Stored data
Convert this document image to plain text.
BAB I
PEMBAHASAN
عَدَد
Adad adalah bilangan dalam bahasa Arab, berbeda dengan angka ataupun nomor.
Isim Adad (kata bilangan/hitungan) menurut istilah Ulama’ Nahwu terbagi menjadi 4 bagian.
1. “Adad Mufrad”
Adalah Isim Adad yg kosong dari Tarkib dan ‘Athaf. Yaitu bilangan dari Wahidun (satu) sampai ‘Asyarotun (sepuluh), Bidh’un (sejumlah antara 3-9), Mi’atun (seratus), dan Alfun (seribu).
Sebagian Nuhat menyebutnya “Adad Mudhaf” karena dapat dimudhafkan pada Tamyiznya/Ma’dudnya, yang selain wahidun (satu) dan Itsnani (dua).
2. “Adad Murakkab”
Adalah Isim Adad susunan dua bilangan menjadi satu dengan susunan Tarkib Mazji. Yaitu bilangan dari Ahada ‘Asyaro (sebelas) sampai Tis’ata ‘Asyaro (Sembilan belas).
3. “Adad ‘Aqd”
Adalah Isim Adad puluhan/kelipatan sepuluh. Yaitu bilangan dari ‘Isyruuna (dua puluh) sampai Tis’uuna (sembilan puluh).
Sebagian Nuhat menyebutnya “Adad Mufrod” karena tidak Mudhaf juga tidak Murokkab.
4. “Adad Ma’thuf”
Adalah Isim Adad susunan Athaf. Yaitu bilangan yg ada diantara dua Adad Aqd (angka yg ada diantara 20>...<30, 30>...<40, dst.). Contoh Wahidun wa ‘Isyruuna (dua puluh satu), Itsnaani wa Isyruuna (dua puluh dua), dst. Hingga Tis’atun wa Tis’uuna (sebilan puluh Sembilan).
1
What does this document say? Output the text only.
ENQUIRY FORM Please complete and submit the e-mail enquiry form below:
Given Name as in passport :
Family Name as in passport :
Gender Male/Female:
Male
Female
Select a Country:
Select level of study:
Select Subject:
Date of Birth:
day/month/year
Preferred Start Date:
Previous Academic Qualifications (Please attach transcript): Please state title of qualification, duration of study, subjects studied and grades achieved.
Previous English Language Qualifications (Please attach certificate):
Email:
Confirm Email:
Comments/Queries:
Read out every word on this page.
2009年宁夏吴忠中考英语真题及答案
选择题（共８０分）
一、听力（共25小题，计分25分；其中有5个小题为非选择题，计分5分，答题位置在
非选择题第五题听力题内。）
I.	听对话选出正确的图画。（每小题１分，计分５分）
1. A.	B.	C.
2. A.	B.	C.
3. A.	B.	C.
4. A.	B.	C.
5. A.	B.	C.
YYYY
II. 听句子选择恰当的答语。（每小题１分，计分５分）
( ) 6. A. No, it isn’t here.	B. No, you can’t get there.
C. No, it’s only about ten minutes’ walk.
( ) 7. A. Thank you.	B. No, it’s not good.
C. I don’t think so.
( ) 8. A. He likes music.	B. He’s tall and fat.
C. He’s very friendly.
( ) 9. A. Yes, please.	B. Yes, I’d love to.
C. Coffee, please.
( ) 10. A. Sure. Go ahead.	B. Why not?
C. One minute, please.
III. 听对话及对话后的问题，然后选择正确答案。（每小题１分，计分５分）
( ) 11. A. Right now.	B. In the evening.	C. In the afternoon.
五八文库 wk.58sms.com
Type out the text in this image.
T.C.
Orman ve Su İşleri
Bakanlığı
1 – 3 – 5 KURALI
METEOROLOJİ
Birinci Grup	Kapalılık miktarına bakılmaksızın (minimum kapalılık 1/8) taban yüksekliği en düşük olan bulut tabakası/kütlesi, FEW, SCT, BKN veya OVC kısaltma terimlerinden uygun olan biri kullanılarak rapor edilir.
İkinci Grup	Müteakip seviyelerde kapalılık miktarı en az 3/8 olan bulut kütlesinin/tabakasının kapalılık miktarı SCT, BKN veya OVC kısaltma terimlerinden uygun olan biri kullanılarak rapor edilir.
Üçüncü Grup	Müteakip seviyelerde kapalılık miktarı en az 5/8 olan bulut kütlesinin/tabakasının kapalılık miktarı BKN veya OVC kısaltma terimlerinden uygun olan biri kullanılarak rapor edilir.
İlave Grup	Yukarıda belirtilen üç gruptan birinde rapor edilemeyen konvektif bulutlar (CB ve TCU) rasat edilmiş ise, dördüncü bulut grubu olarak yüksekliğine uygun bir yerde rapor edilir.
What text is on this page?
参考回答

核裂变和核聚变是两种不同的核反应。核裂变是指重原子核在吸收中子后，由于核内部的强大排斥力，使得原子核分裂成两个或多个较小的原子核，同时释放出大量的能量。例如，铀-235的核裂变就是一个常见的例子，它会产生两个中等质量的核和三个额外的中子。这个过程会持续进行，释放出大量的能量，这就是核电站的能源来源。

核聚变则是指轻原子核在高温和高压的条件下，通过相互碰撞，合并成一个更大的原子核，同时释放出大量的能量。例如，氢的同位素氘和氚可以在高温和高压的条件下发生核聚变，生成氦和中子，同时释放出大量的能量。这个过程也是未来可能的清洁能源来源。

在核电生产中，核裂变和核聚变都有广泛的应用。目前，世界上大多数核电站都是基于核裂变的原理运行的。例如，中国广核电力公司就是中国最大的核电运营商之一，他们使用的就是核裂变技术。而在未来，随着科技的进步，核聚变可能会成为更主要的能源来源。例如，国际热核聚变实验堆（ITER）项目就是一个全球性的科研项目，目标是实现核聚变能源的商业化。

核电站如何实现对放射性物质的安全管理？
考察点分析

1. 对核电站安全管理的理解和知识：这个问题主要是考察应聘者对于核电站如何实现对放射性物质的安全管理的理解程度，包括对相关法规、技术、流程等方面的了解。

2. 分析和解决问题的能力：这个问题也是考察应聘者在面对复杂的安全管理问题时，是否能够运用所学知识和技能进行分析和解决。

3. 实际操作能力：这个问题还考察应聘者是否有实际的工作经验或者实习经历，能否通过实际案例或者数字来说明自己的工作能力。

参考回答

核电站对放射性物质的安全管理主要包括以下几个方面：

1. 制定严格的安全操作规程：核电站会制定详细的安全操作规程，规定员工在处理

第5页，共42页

- [SHORT TASK]: The word "menjadi" appears in how many lines of the data? Answer with only the number.

- [CORRECT OUTPUT]: 2